Print out each entry below exactly, please.

### Data provided
— Begin —
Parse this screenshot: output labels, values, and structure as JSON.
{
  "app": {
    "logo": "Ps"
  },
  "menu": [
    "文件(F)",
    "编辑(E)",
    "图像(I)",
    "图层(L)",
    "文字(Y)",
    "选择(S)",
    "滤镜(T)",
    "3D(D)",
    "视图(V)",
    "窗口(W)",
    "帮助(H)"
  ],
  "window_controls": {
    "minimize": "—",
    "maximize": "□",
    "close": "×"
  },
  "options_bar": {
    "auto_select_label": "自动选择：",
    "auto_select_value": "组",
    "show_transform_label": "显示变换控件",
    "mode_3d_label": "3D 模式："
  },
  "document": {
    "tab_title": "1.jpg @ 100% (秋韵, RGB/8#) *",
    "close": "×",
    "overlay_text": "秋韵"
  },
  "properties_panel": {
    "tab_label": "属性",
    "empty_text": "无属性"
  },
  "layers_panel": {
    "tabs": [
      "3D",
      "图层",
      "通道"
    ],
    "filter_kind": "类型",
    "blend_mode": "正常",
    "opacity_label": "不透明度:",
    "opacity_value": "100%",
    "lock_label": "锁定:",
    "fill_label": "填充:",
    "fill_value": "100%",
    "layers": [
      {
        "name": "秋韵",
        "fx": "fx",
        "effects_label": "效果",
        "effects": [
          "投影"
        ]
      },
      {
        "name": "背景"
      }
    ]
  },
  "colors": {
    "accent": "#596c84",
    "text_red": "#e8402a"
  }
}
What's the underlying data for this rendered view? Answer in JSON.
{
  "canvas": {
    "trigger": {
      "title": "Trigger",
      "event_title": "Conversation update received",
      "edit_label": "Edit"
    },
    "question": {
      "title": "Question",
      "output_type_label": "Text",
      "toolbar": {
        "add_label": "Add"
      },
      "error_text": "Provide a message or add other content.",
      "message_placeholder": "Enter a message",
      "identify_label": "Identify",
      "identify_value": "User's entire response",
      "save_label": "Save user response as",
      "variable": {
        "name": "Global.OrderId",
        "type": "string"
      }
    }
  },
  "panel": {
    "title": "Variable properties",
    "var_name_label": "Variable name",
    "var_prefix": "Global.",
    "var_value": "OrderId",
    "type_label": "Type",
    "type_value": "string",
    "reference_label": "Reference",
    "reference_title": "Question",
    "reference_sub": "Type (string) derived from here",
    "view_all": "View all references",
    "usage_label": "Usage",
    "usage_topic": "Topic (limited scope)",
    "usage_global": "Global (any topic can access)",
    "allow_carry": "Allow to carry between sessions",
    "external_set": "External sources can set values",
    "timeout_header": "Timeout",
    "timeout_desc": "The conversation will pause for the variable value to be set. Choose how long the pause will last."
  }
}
— End —
### Answer for the task
Parse this screenshot: output labels, values, and structure as JSON.
{
  "app": {
    "logo": "Ps"
  },
  "menu": [
    "文件(F)",
    "编辑(E)",
    "图像(I)",
    "图层(L)",
    "文字(Y)",
    "选择(S)",
    "滤镜(T)",
    "3D(D)",
    "视图(V)",
    "窗口(W)",
    "帮助(H)"
  ],
  "window_controls": {
    "minimize": "—",
    "maximize": "□",
    "close": "×"
  },
  "options_bar": {
    "auto_select_label": "自动选择：",
    "auto_select_value": "组",
    "show_transform_label": "显示变换控件",
    "mode_3d_label": "3D 模式："
  },
  "document": {
    "tab_title": "1.jpg @ 100% (秋韵, RGB/8#) *",
    "close": "×",
    "overlay_text": "秋韵"
  },
  "properties_panel": {
    "tab_label": "属性",
    "empty_text": "无属性"
  },
  "layers_panel": {
    "tabs": [
      "3D",
      "图层",
      "通道"
    ],
    "filter_kind": "类型",
    "blend_mode": "正常",
    "opacity_label": "不透明度:",
    "opacity_value": "100%",
    "lock_label": "锁定:",
    "fill_label": "填充:",
    "fill_value": "100%",
    "layers": [
      {
        "name": "秋韵",
        "fx": "fx",
        "effects_label": "效果",
        "effects": [
          "投影"
        ]
      },
      {
        "name": "背景"
      }
    ]
  },
  "colors": {
    "accent": "#596c84",
    "text_red": "#e8402a"
  }
}
What's the underlying data for this rendered view? Answer in JSON.
{
  "canvas": {
    "trigger": {
      "title": "Trigger",
      "event_title": "Conversation update received",
      "edit_label": "Edit"
    },
    "question": {
      "title": "Question",
      "output_type_label": "Text",
      "toolbar": {
        "add_label": "Add"
      },
      "error_text": "Provide a message or add other content.",
      "message_placeholder": "Enter a message",
      "identify_label": "Identify",
      "identify_value": "User's entire response",
      "save_label": "Save user response as",
      "variable": {
        "name": "Global.OrderId",
        "type": "string"
      }
    }
  },
  "panel": {
    "title": "Variable properties",
    "var_name_label": "Variable name",
    "var_prefix": "Global.",
    "var_value": "OrderId",
    "type_label": "Type",
    "type_value": "string",
    "reference_label": "Reference",
    "reference_title": "Question",
    "reference_sub": "Type (string) derived from here",
    "view_all": "View all references",
    "usage_label": "Usage",
    "usage_topic": "Topic (limited scope)",
    "usage_global": "Global (any topic can access)",
    "allow_carry": "Allow to carry between sessions",
    "external_set": "External sources can set values",
    "timeout_header": "Timeout",
    "timeout_desc": "The conversation will pause for the variable value to be set. Choose how long the pause will last."
  }
}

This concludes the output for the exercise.